» **Problem to solve**
Exclude the pictures, then repeat the remaining data exactly.
----
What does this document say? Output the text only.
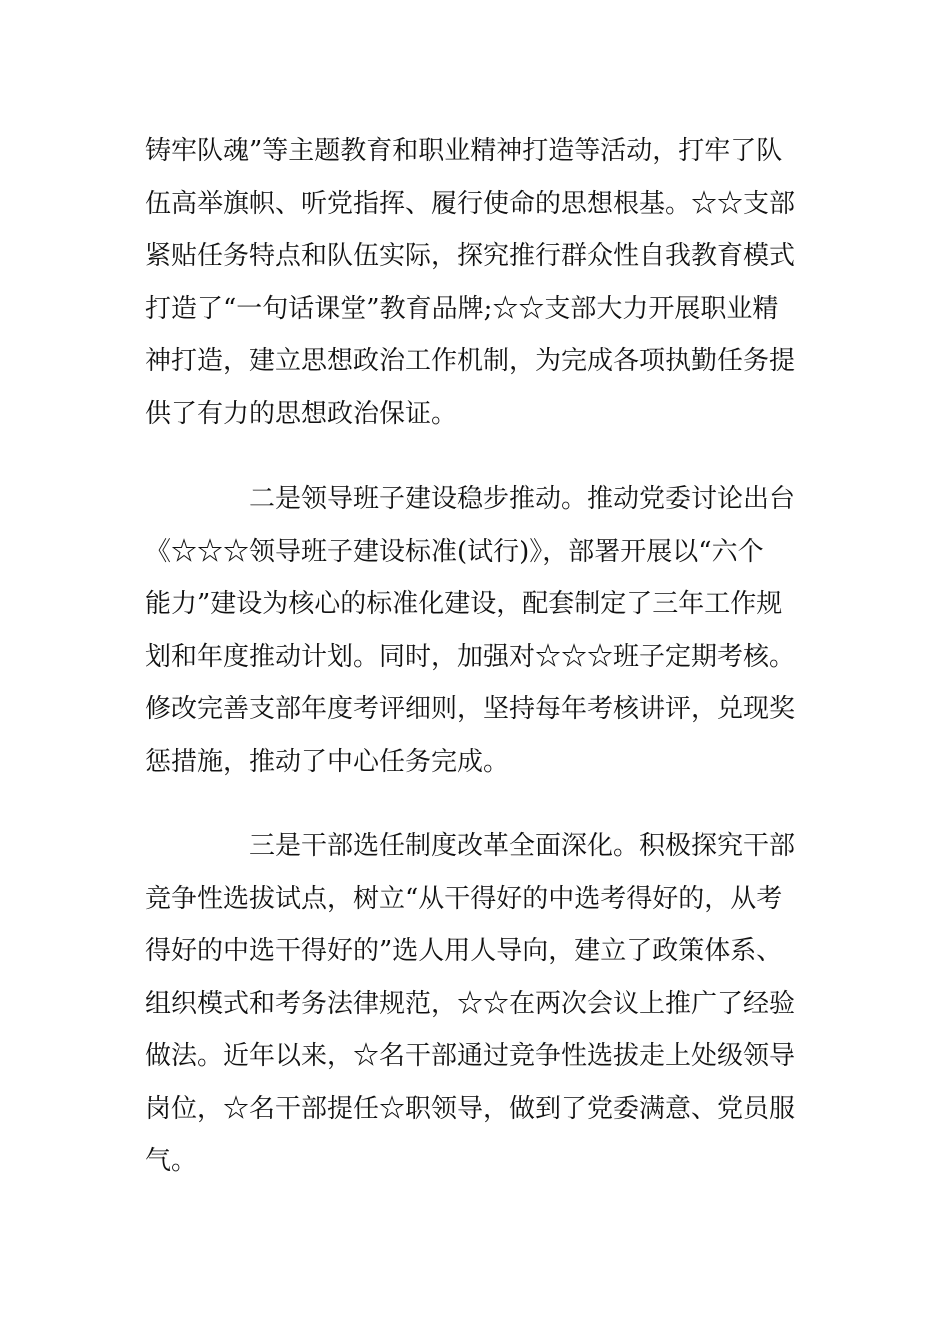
铸牢队魂”等主题教育和职业精神打造等活动，打牢了队
伍高举旗帜、听党指挥、履行使命的思想根基。☆☆支部
紧贴任务特点和队伍实际，探究推行群众性自我教育模式
打造了“一句话课堂”教育品牌;☆☆支部大力开展职业精
神打造，建立思想政治工作机制，为完成各项执勤任务提
供了有力的思想政治保证。
二是领导班子建设稳步推动。推动党委讨论出台
《☆☆☆领导班子建设标准(试行)》，部署开展以“六个
能力”建设为核心的标准化建设，配套制定了三年工作规
划和年度推动计划。同时，加强对☆☆☆班子定期考核。
修改完善支部年度考评细则，坚持每年考核讲评，兑现奖
惩措施，推动了中心任务完成。
三是干部选任制度改革全面深化。积极探究干部
竞争性选拔试点，树立“从干得好的中选考得好的，从考
得好的中选干得好的”选人用人导向，建立了政策体系、
组织模式和考务法律规范，☆☆在两次会议上推广了经验
做法。近年以来，☆名干部通过竞争性选拔走上处级领导
岗位，☆名干部提任☆职领导，做到了党委满意、党员服
气。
----
» **Response to the task**
What does this document say? Output the text only.
铸牢队魂”等主题教育和职业精神打造等活动，打牢了队
伍高举旗帜、听党指挥、履行使命的思想根基。☆☆支部
紧贴任务特点和队伍实际，探究推行群众性自我教育模式
打造了“一句话课堂”教育品牌;☆☆支部大力开展职业精
神打造，建立思想政治工作机制，为完成各项执勤任务提
供了有力的思想政治保证。
二是领导班子建设稳步推动。推动党委讨论出台
《☆☆☆领导班子建设标准(试行)》，部署开展以“六个
能力”建设为核心的标准化建设，配套制定了三年工作规
划和年度推动计划。同时，加强对☆☆☆班子定期考核。
修改完善支部年度考评细则，坚持每年考核讲评，兑现奖
惩措施，推动了中心任务完成。
三是干部选任制度改革全面深化。积极探究干部
竞争性选拔试点，树立“从干得好的中选考得好的，从考
得好的中选干得好的”选人用人导向，建立了政策体系、
组织模式和考务法律规范，☆☆在两次会议上推广了经验
做法。近年以来，☆名干部通过竞争性选拔走上处级领导
岗位，☆名干部提任☆职领导，做到了党委满意、党员服
气。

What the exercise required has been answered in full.